--- Begin EXTRACTED RECORDS ---
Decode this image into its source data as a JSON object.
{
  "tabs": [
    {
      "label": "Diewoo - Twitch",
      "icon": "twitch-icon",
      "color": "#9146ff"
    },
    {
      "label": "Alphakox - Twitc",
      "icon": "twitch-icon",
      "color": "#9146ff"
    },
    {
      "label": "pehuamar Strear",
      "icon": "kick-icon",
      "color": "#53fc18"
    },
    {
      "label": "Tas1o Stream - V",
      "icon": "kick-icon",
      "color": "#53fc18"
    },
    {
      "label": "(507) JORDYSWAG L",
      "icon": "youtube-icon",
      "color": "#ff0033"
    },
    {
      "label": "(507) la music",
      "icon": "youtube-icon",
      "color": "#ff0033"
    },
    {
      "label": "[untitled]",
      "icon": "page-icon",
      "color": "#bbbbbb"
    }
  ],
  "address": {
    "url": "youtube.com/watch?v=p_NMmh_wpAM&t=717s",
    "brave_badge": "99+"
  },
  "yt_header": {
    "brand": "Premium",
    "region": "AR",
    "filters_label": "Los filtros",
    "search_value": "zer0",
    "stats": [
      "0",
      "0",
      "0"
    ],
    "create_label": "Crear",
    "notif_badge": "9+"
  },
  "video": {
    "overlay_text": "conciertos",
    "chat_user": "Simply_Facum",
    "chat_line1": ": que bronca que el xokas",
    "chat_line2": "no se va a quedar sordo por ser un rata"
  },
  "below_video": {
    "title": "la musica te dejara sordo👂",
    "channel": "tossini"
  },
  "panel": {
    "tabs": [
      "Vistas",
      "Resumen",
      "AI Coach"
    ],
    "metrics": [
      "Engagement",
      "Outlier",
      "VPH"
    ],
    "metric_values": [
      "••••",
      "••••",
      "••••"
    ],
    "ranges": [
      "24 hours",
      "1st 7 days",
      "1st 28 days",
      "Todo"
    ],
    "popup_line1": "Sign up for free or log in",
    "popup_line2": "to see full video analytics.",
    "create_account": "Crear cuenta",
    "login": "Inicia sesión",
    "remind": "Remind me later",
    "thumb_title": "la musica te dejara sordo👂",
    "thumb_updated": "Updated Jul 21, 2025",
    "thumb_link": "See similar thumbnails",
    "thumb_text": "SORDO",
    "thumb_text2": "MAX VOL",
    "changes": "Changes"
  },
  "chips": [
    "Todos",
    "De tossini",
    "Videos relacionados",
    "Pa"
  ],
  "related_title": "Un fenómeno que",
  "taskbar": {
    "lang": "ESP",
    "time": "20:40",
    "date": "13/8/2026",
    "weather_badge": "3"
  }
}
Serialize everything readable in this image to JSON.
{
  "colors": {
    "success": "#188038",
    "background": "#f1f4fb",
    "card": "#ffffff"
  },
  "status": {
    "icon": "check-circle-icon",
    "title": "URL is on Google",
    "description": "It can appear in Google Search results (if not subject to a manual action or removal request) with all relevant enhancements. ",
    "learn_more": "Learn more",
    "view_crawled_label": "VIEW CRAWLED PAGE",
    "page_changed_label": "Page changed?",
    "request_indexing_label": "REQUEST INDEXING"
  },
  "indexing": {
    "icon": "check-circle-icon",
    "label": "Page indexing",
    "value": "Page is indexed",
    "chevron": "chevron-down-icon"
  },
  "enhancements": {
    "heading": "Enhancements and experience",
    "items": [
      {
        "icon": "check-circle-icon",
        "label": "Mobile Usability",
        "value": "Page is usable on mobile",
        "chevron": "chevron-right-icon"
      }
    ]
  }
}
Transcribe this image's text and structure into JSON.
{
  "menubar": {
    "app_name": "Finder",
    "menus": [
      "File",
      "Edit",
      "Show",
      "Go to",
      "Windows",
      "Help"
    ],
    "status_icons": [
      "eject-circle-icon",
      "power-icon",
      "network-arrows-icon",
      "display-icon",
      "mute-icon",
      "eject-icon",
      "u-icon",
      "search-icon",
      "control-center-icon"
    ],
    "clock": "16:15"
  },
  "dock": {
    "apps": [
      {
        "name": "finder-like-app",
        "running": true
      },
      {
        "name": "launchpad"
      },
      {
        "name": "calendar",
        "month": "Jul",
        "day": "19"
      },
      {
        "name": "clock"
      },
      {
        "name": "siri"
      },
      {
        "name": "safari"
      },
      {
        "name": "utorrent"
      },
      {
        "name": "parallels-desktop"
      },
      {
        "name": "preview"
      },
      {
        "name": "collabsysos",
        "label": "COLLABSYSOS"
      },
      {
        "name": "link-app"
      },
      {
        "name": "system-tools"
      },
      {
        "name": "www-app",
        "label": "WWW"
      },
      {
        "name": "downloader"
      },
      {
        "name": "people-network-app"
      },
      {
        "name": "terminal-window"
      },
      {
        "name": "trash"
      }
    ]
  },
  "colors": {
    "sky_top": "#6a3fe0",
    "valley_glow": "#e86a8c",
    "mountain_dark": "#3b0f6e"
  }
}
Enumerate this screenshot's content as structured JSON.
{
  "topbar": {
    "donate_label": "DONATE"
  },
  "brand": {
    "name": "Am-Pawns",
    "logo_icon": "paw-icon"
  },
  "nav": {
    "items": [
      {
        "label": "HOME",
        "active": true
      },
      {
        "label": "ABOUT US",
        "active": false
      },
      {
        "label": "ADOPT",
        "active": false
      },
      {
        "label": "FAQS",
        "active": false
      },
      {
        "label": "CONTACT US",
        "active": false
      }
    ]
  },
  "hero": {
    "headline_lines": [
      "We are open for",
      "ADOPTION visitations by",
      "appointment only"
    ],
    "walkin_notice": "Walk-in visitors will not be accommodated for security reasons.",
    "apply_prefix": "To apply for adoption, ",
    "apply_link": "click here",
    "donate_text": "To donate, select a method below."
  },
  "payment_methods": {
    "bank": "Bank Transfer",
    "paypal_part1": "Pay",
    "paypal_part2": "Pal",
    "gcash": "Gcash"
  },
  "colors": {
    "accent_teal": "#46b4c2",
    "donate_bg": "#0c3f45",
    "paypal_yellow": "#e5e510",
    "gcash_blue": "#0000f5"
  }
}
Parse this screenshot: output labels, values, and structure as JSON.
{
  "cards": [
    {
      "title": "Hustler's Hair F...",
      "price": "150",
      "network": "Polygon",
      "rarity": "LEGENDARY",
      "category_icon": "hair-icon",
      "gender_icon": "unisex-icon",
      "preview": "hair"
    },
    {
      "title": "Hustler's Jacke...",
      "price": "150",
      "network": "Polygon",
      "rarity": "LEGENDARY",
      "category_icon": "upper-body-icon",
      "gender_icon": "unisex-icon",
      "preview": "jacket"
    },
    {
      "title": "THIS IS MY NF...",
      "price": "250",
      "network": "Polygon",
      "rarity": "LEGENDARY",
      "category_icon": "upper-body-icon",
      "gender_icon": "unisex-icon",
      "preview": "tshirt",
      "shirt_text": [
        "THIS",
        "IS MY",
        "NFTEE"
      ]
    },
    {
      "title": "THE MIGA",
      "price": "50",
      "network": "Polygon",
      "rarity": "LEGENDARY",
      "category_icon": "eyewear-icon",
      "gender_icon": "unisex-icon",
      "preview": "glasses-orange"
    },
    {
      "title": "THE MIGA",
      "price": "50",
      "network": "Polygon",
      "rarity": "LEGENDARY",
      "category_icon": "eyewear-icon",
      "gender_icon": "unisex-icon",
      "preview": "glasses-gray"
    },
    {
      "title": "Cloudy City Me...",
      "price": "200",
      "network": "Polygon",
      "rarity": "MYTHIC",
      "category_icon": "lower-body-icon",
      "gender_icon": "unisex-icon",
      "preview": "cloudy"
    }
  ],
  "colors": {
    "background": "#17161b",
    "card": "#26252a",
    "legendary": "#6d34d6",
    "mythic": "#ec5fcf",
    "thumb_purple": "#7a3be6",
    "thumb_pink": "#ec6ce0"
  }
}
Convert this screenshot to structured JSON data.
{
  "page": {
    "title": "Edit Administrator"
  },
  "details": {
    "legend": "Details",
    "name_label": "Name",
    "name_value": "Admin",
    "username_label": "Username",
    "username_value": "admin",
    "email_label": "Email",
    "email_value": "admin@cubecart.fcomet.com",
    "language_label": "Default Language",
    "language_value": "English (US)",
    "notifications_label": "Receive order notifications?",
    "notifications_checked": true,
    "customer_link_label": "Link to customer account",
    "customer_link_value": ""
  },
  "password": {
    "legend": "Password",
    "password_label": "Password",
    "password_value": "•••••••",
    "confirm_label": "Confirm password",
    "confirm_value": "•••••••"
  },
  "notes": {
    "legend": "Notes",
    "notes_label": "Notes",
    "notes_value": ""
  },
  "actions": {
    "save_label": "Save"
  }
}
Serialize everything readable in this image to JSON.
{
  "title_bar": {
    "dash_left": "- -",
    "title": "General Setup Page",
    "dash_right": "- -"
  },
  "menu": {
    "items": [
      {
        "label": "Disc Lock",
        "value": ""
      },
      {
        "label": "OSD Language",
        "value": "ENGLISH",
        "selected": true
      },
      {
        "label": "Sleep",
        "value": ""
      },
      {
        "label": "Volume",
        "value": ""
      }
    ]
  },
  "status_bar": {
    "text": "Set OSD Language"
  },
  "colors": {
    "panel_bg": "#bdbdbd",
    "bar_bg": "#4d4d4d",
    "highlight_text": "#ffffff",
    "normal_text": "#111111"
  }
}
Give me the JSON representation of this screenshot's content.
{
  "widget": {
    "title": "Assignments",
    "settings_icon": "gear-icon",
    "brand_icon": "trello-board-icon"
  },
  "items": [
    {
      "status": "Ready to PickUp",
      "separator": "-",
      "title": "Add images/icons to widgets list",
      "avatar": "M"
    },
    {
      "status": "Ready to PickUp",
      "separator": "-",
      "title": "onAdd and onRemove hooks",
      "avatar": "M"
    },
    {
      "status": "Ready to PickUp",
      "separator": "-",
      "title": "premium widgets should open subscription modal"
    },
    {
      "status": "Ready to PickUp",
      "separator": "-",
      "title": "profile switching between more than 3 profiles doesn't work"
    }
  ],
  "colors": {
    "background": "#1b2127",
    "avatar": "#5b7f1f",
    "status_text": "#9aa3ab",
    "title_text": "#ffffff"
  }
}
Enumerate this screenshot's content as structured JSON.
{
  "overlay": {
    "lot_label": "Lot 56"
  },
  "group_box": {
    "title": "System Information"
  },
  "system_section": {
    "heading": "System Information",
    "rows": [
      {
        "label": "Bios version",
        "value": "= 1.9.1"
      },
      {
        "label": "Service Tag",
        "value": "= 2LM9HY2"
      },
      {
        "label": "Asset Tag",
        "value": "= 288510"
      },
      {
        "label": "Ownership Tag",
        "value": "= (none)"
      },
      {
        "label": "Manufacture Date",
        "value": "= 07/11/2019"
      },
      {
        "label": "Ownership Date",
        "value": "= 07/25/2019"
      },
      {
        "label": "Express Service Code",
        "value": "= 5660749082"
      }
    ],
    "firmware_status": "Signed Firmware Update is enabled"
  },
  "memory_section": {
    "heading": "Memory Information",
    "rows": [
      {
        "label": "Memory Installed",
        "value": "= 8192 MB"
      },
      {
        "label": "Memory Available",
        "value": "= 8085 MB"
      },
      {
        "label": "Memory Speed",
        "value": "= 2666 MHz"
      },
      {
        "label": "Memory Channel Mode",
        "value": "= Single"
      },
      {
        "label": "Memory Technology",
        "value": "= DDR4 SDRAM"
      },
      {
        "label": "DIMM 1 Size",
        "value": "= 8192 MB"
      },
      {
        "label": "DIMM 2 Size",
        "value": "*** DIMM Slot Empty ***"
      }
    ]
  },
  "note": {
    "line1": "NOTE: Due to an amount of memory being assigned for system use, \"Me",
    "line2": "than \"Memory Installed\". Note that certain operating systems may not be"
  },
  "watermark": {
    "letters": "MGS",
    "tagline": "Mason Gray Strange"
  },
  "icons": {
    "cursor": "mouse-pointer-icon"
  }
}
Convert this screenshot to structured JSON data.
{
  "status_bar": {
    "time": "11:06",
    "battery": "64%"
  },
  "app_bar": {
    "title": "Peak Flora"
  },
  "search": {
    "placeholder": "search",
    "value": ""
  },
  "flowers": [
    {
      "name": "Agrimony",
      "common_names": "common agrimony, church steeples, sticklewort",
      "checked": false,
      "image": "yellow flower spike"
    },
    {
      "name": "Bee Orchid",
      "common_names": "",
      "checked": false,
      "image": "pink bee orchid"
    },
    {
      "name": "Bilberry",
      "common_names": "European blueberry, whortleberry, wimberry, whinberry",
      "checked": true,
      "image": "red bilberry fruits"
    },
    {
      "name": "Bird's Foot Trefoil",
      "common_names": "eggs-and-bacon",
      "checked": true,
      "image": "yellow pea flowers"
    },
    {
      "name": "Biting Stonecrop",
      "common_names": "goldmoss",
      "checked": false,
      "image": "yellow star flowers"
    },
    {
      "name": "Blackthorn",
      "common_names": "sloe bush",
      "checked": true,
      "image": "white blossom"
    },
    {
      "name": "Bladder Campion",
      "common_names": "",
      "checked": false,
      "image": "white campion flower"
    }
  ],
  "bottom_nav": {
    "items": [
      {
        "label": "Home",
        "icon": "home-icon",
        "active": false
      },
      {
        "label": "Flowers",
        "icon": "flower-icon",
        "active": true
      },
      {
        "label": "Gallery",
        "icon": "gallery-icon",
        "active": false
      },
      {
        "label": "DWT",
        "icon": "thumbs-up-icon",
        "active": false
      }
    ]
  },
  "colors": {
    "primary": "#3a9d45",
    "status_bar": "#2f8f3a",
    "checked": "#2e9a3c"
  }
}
--- End EXTRACTED RECORDS ---
Find the word "Google" in the entries, and copy every line it shows up in.

    "title": "URL is on Google",
    "description": "It can appear in Google Search results (if not subject to a manual action or removal request) with all relevant enhancements. ",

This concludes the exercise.